**What is required**. Leave out any picture and return the remaining listing below exactly as given.
▼
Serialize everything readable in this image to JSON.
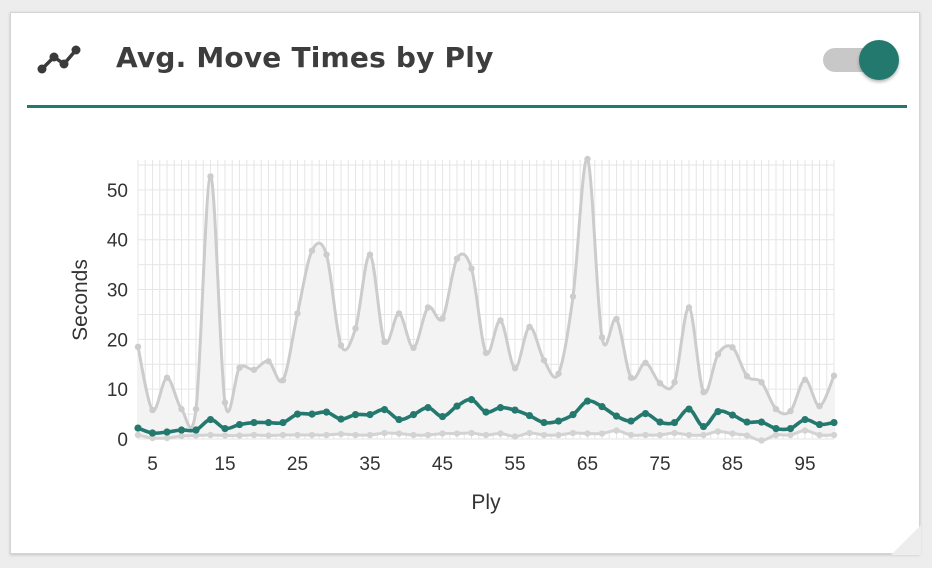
{
  "card": {
    "title": "Avg. Move Times by Ply",
    "icon": "line-chart-icon",
    "toggle_on": true
  },
  "colors": {
    "accent": "#24796e",
    "upper_series": "#cccccc",
    "lower_series": "#d3d3d3",
    "band_fill": "#f3f3f3",
    "grid": "#e6e6e6"
  },
  "chart_data": {
    "type": "line",
    "title": "",
    "xlabel": "Ply",
    "ylabel": "Seconds",
    "xlim": [
      3,
      99
    ],
    "ylim": [
      0,
      56
    ],
    "xticks": [
      5,
      15,
      25,
      35,
      45,
      55,
      65,
      75,
      85,
      95
    ],
    "yticks": [
      0,
      10,
      20,
      30,
      40,
      50
    ],
    "grid": true,
    "legend": "none",
    "x": [
      3,
      5,
      7,
      9,
      11,
      13,
      15,
      17,
      19,
      21,
      23,
      25,
      27,
      29,
      31,
      33,
      35,
      37,
      39,
      41,
      43,
      45,
      47,
      49,
      51,
      53,
      55,
      57,
      59,
      61,
      63,
      65,
      67,
      69,
      71,
      73,
      75,
      77,
      79,
      81,
      83,
      85,
      87,
      89,
      91,
      93,
      95,
      97,
      99
    ],
    "series": [
      {
        "color": "#cccccc",
        "values": [
          18.5,
          5.8,
          12.3,
          6.0,
          6.0,
          52.7,
          7.3,
          14.3,
          13.9,
          15.6,
          11.8,
          25.2,
          37.8,
          37.0,
          18.8,
          22.2,
          37.0,
          19.5,
          25.2,
          18.3,
          26.4,
          24.2,
          36.2,
          34.2,
          17.3,
          23.8,
          14.2,
          22.5,
          15.8,
          13.1,
          28.6,
          56.2,
          20.4,
          24.1,
          12.3,
          15.3,
          11.2,
          11.4,
          26.4,
          9.4,
          17.0,
          18.4,
          12.6,
          11.4,
          6.0,
          5.6,
          11.9,
          6.6,
          12.7
        ]
      },
      {
        "color": "#24796e",
        "values": [
          2.2,
          1.2,
          1.4,
          1.8,
          1.8,
          3.9,
          2.1,
          2.9,
          3.3,
          3.3,
          3.3,
          5.0,
          5.0,
          5.4,
          4.0,
          4.9,
          4.9,
          5.9,
          3.9,
          4.9,
          6.3,
          4.5,
          6.6,
          7.9,
          5.4,
          6.3,
          5.8,
          4.7,
          3.3,
          3.6,
          4.9,
          7.6,
          6.5,
          4.6,
          3.6,
          5.1,
          3.4,
          3.3,
          6.0,
          2.5,
          5.5,
          4.8,
          3.4,
          3.4,
          2.1,
          2.1,
          3.9,
          2.9,
          3.3
        ]
      },
      {
        "color": "#d3d3d3",
        "values": [
          0.8,
          0.2,
          0.2,
          0.6,
          0.7,
          0.8,
          0.7,
          0.7,
          0.8,
          0.7,
          0.8,
          0.8,
          0.8,
          0.8,
          1.0,
          0.8,
          0.8,
          1.2,
          1.1,
          0.8,
          0.8,
          1.1,
          1.1,
          1.2,
          0.8,
          1.1,
          0.5,
          1.2,
          0.8,
          0.8,
          1.2,
          1.1,
          1.1,
          1.7,
          0.8,
          0.8,
          0.8,
          1.2,
          0.8,
          0.8,
          1.5,
          1.1,
          0.7,
          -0.3,
          0.8,
          0.8,
          1.7,
          0.8,
          0.8
        ]
      }
    ]
  }
}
▲
**Exercise output**.
Serialize everything readable in this image to JSON.
{
  "card": {
    "title": "Avg. Move Times by Ply",
    "icon": "line-chart-icon",
    "toggle_on": true
  },
  "colors": {
    "accent": "#24796e",
    "upper_series": "#cccccc",
    "lower_series": "#d3d3d3",
    "band_fill": "#f3f3f3",
    "grid": "#e6e6e6"
  },
  "chart_data": {
    "type": "line",
    "title": "",
    "xlabel": "Ply",
    "ylabel": "Seconds",
    "xlim": [
      3,
      99
    ],
    "ylim": [
      0,
      56
    ],
    "xticks": [
      5,
      15,
      25,
      35,
      45,
      55,
      65,
      75,
      85,
      95
    ],
    "yticks": [
      0,
      10,
      20,
      30,
      40,
      50
    ],
    "grid": true,
    "legend": "none",
    "x": [
      3,
      5,
      7,
      9,
      11,
      13,
      15,
      17,
      19,
      21,
      23,
      25,
      27,
      29,
      31,
      33,
      35,
      37,
      39,
      41,
      43,
      45,
      47,
      49,
      51,
      53,
      55,
      57,
      59,
      61,
      63,
      65,
      67,
      69,
      71,
      73,
      75,
      77,
      79,
      81,
      83,
      85,
      87,
      89,
      91,
      93,
      95,
      97,
      99
    ],
    "series": [
      {
        "color": "#cccccc",
        "values": [
          18.5,
          5.8,
          12.3,
          6.0,
          6.0,
          52.7,
          7.3,
          14.3,
          13.9,
          15.6,
          11.8,
          25.2,
          37.8,
          37.0,
          18.8,
          22.2,
          37.0,
          19.5,
          25.2,
          18.3,
          26.4,
          24.2,
          36.2,
          34.2,
          17.3,
          23.8,
          14.2,
          22.5,
          15.8,
          13.1,
          28.6,
          56.2,
          20.4,
          24.1,
          12.3,
          15.3,
          11.2,
          11.4,
          26.4,
          9.4,
          17.0,
          18.4,
          12.6,
          11.4,
          6.0,
          5.6,
          11.9,
          6.6,
          12.7
        ]
      },
      {
        "color": "#24796e",
        "values": [
          2.2,
          1.2,
          1.4,
          1.8,
          1.8,
          3.9,
          2.1,
          2.9,
          3.3,
          3.3,
          3.3,
          5.0,
          5.0,
          5.4,
          4.0,
          4.9,
          4.9,
          5.9,
          3.9,
          4.9,
          6.3,
          4.5,
          6.6,
          7.9,
          5.4,
          6.3,
          5.8,
          4.7,
          3.3,
          3.6,
          4.9,
          7.6,
          6.5,
          4.6,
          3.6,
          5.1,
          3.4,
          3.3,
          6.0,
          2.5,
          5.5,
          4.8,
          3.4,
          3.4,
          2.1,
          2.1,
          3.9,
          2.9,
          3.3
        ]
      },
      {
        "color": "#d3d3d3",
        "values": [
          0.8,
          0.2,
          0.2,
          0.6,
          0.7,
          0.8,
          0.7,
          0.7,
          0.8,
          0.7,
          0.8,
          0.8,
          0.8,
          0.8,
          1.0,
          0.8,
          0.8,
          1.2,
          1.1,
          0.8,
          0.8,
          1.1,
          1.1,
          1.2,
          0.8,
          1.1,
          0.5,
          1.2,
          0.8,
          0.8,
          1.2,
          1.1,
          1.1,
          1.7,
          0.8,
          0.8,
          0.8,
          1.2,
          0.8,
          0.8,
          1.5,
          1.1,
          0.7,
          -0.3,
          0.8,
          0.8,
          1.7,
          0.8,
          0.8
        ]
      }
    ]
  }
}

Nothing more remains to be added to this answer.